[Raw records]
▬▬▬▬▬▬▬▬▬▬

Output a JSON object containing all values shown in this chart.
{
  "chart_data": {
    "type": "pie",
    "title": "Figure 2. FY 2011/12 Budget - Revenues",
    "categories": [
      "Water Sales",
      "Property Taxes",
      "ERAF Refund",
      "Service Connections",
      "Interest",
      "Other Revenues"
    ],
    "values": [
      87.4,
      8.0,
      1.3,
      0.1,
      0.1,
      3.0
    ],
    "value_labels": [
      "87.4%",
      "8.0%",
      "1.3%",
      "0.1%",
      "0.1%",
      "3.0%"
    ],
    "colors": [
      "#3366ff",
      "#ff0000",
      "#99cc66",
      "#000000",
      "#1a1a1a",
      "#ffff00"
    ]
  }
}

▬▬▬▬▬▬▬▬▬▬

» Problem requirements:
Print out the whole listing exactly as it appears.

» Written answer:
Output a JSON object containing all values shown in this chart.
{
  "chart_data": {
    "type": "pie",
    "title": "Figure 2. FY 2011/12 Budget - Revenues",
    "categories": [
      "Water Sales",
      "Property Taxes",
      "ERAF Refund",
      "Service Connections",
      "Interest",
      "Other Revenues"
    ],
    "values": [
      87.4,
      8.0,
      1.3,
      0.1,
      0.1,
      3.0
    ],
    "value_labels": [
      "87.4%",
      "8.0%",
      "1.3%",
      "0.1%",
      "0.1%",
      "3.0%"
    ],
    "colors": [
      "#3366ff",
      "#ff0000",
      "#99cc66",
      "#000000",
      "#1a1a1a",
      "#ffff00"
    ]
  }
}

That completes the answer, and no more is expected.